* Things to do
• 1. Name every act that the passage about Prince Buster and Muhammad Ali lists as part of the official Jamaican delegation at the World's Fair.
• 2. Continue the passage about Prince Buster and Muhammad Ali from its last sentence.

* Quoted text
◆ ◆ ◆ ◆ ◆ ◆ ◆

According to an exhaustive career retrospective by Laurence Cane-Honeysett in Record Collector ("The King of Ska and More," from issue 459), Prince Buster first encountered Cassius Clay in 1963 in London while on tour in support of the release of his I Feel The Spirit album on Blue Beat (the first ska LP ever to be issued outside of Jamaica), and the two boxers and consummate showmen hit it off well. A year later, while on a trip to New York City where he was performing at the World's Fair as part of the official Jamaican delegation (which included Byron Lee and The Dragonaires, Millie Small, Jimmy Cliff, Eric Morris and The Maytals; the 1964 BBC documentary This Is Ska captures many of these same artists performing in JA), Buster again encountered Clay, who had recently become a Black Muslim and was known forever more as Muhammad Ali. Ali spoke with Buster about the original Nation of Islam (ONOI) and how aspects of it strove to address the societal and institutional racism that denies black people equal opportunities in education, career, housing--essentially everything in life--and invited him to his training camp in Miami to attend his first ONOI meeting (black separatism was one of two responses to white supremacy; the other, pursued by the Reverend Martin Luther King, Jr. and the coalition of groups that comprised the American Civil Rights Movement, sought the equality and integration of blacks and whites in all aspects of society). According to many accounts, Buster shortly thereafter became a Black Muslim and adopted the name Muhammed Yusef Ali (though the liner notes for Africa - Islam - Revolution assert that Buster had converted to Islam as early as 1961, as does Lloyd Bradley in his book This is Reggae Music: The Story of Jamaica's Music; perhaps he converted to mainstream Islam in '61, but became a member of the ONOI in '64?). Soon after his return to Jamaica, Buster established a mosque above his record shop at 47 Charles Street, where he and Jimmy Cliff would lead prayer meetings; Buster eventually rose to the rank of ONOI Official Minister and would go on to form two other mosques in JA. Buster also launched a new label imprint--Islam--in tribute to his adopted religion.

◆ ◆ ◆ ◆ ◆ ◆ ◆

* Stored data
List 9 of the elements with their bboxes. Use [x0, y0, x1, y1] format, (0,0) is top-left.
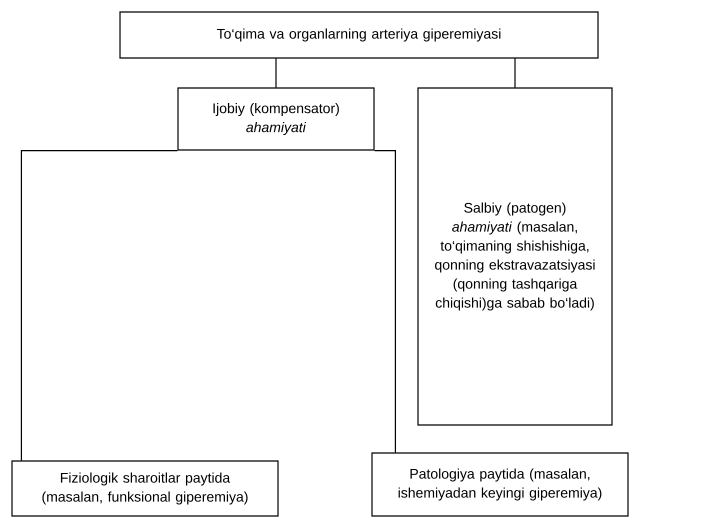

◆ ◆ ◆ ◆ ◆ ◆ ◆

* Final results
• 1. Byron Lee and The Dragonaires, Millie Small, Jimmy Cliff, Eric Morris, The Maytals

• 2.
Throughout his musical career, from his first hit producing and releasing the Folkes Brothers' "Oh Carolina" on his imprint Buster Wild Bells in 1959 or 1960, which controversially featured Rastafarian Nyabingi drumming by Count Ossie's Afro Combo (Rastas were considered social outcasts--the lowest of low--by proper, uptown/middle class and wealthy Jamaicans and the Jamaican Broadcasting Corporation (JBC) initially ignored it, but eventually caved to public pressure and it became a radio hit in '61), Prince Buster was driven to decolonize the Jamaican music industry that was by in large mimicking the American rhythm and blues records being broadcast from New Orleans radio stations and brought in on 45s via travelers to the US--and reconnect it with its African roots in order to create authentic Jamaican music (Lloyd Bradley in This is Reggae Music notes that "Oh Carolina" marked the first time, "one of the few surviving African-based art forms--a true articulation of black Jamaicaness--had become involved with a commercially viable mainstream expression. It was a bond between Rastafari and the Jamaican music business that is still in place to this day..."). In his February 2000 introduction to Bradley's book, Prince Buster wrote, "The minds of the Jamaican people were colonized by America's rhythm and blues. Its influence penetrated deep into the fabric of our society and had a devastating effect on our folk music, our dialect, even our dress code." He added, "I love rhythm and blues...but I also have an intrinsic love for things Jamaican; its musical expressions and art forms that are of Africa's heritage."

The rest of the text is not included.